_OBJECTIVE_
Lines containing the string "screenshot" are to be counted; report the total by itself.

_DATA SHOWN_
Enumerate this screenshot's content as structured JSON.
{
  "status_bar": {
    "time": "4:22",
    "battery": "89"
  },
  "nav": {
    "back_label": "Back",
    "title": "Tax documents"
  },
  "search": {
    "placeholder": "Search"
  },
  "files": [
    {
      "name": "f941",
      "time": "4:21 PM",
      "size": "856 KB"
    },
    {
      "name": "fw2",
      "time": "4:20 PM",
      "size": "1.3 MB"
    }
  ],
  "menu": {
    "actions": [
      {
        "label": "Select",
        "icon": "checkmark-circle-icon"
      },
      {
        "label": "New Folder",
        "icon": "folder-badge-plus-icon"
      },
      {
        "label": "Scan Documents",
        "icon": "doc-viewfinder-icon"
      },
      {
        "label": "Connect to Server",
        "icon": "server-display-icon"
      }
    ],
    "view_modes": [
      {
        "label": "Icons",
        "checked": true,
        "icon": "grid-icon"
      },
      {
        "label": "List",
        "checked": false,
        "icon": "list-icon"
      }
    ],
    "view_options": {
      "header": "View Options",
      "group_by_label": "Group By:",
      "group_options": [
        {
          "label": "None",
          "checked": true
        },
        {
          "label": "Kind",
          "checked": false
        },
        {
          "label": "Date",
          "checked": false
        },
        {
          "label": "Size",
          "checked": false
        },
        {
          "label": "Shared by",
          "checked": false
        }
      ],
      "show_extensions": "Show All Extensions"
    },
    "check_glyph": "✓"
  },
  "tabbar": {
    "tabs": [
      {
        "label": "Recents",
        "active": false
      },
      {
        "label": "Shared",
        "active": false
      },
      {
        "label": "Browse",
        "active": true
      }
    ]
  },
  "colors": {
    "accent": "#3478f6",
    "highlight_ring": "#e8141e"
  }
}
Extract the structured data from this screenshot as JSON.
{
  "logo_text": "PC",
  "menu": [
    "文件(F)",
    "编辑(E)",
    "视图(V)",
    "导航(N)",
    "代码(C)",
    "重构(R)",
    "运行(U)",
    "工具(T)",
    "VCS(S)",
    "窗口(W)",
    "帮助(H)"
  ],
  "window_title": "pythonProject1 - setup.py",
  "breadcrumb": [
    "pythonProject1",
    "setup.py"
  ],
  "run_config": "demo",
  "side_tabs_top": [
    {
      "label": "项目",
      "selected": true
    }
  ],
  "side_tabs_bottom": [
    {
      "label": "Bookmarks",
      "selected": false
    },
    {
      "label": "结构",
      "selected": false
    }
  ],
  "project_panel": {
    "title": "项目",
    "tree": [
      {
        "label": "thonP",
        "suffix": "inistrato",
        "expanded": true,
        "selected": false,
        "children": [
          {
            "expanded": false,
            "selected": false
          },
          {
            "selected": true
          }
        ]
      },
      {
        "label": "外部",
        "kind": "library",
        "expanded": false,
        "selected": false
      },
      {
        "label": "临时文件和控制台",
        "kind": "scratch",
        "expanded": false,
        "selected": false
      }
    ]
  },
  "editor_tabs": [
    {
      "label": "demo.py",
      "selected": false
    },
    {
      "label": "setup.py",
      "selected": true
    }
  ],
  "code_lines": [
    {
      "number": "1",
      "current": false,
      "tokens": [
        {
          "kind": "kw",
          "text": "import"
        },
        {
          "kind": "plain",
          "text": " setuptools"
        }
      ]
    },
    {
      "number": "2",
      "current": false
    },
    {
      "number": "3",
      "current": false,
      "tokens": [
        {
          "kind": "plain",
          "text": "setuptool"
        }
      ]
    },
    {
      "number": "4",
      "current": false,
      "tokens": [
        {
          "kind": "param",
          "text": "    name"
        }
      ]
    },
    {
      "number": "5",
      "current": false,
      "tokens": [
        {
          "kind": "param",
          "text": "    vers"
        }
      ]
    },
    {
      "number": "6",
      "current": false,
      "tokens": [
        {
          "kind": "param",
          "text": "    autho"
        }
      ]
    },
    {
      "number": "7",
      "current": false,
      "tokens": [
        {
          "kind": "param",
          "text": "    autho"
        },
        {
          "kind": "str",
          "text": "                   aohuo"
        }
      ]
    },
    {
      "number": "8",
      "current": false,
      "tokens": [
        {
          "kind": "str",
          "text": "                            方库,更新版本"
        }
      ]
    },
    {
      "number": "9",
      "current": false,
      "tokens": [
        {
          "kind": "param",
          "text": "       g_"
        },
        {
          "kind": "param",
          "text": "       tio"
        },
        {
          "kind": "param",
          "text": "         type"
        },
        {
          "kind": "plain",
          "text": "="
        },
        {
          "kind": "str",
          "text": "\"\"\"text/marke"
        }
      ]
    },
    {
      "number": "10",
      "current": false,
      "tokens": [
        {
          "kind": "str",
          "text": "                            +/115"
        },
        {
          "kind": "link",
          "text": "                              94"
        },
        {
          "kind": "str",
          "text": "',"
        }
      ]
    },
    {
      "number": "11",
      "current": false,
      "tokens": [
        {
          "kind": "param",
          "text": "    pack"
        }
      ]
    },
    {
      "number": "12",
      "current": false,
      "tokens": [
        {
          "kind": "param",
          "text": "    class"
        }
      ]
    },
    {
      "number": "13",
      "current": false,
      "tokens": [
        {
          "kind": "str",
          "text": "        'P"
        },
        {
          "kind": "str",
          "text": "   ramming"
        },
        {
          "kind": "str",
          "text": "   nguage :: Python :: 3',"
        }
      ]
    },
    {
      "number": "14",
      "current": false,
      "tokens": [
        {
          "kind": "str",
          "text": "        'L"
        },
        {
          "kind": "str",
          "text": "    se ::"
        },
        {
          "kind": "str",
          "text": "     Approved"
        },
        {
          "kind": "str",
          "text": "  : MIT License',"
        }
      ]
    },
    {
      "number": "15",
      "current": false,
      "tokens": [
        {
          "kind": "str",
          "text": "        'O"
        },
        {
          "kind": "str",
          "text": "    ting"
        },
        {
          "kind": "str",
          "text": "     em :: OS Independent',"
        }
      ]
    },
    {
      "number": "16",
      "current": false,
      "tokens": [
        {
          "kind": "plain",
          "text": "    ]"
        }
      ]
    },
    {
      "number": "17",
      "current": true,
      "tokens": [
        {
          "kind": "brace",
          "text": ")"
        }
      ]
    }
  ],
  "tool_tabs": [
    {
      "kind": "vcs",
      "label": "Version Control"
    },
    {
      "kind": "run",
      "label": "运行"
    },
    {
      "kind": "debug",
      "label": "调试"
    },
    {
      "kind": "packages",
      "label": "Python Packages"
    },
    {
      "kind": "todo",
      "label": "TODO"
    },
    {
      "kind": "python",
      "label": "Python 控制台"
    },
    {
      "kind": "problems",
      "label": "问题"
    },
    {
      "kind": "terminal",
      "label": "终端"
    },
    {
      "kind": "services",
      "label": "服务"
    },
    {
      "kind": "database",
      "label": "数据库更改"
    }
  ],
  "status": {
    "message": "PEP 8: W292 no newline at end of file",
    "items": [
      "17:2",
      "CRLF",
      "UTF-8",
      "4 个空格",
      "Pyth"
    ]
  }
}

_COMPLETED EXERCISE_
2